## Requirement:
Copy out every line that contains the word "meningite".
==== Dataset excerpts
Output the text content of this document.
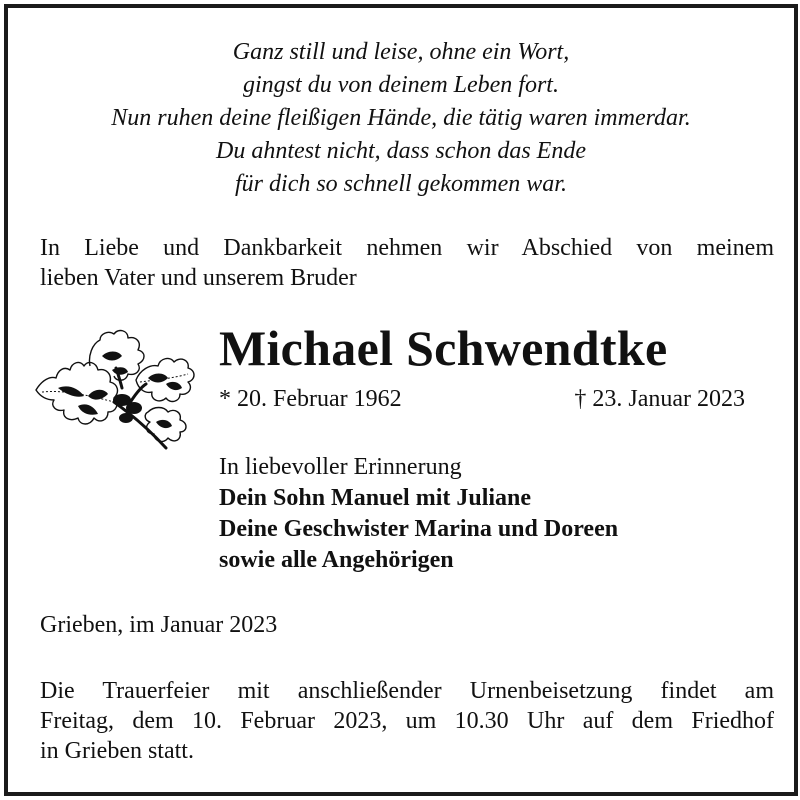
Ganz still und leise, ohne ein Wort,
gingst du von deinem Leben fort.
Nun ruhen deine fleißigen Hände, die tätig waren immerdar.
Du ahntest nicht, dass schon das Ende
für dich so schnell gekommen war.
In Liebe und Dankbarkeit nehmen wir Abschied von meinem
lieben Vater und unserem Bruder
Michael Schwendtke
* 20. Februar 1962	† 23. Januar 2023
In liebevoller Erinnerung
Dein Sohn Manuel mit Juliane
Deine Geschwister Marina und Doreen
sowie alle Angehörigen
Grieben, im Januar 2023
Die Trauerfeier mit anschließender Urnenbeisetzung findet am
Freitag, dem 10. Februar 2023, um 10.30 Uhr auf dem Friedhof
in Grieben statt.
========
==== Dataset excerpts
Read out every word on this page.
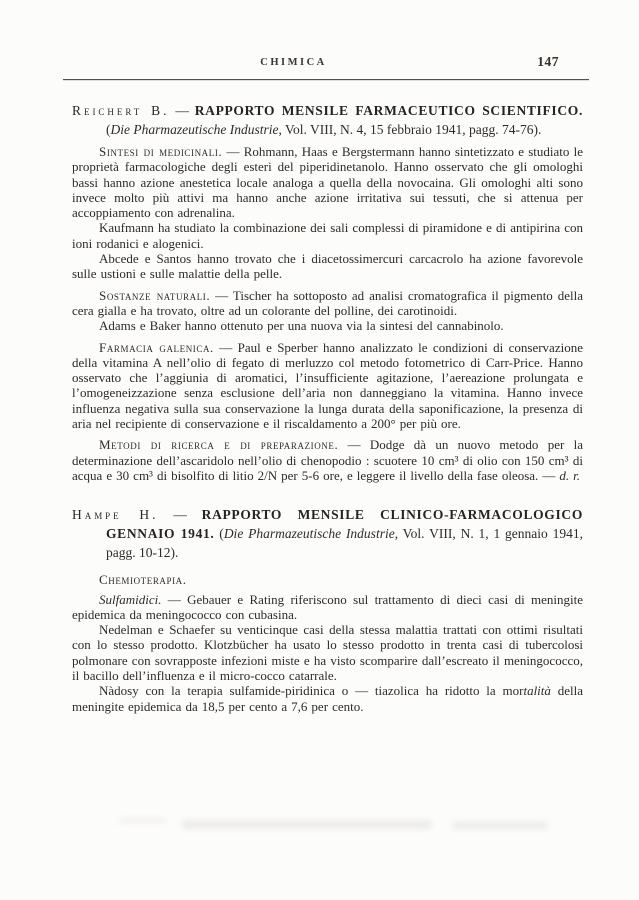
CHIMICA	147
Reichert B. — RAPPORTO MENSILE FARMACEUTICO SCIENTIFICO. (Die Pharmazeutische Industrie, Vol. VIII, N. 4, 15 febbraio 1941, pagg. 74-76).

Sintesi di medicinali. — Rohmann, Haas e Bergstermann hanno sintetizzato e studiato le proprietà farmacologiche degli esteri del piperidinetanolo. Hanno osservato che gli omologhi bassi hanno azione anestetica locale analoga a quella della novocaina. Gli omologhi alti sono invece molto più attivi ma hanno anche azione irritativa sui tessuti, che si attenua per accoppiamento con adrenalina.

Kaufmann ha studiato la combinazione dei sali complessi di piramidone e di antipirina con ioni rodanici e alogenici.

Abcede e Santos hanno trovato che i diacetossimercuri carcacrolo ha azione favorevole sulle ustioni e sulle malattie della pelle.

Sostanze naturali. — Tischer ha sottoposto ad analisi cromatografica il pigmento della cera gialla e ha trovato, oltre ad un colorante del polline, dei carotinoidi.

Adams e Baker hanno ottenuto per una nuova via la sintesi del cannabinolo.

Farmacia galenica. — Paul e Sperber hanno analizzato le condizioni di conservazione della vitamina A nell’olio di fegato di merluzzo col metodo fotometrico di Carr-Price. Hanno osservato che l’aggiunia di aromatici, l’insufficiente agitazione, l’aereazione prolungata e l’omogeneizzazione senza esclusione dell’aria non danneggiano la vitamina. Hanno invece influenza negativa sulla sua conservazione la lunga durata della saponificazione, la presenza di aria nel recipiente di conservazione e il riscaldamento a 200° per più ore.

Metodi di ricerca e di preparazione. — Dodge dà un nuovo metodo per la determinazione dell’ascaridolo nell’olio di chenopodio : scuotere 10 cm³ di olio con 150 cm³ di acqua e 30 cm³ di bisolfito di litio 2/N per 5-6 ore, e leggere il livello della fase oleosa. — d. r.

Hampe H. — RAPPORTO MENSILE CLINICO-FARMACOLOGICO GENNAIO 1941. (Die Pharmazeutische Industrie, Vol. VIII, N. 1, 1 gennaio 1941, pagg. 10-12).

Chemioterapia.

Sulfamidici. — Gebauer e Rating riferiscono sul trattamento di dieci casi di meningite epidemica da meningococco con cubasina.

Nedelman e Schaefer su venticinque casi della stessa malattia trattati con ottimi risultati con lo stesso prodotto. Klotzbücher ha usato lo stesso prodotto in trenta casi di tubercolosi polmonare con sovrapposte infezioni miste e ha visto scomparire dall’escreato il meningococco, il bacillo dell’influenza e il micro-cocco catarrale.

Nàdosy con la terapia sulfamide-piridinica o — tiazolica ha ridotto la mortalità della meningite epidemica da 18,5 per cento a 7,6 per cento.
========
## Answer below:
Sulfamidici. — Gebauer e Rating riferiscono sul trattamento di dieci casi di meningite epidemica da meningococco con cubasina.
Nàdosy con la terapia sulfamide-piridinica o — tiazolica ha ridotto la mortalità della meningite epidemica da 18,5 per cento a 7,6 per cento.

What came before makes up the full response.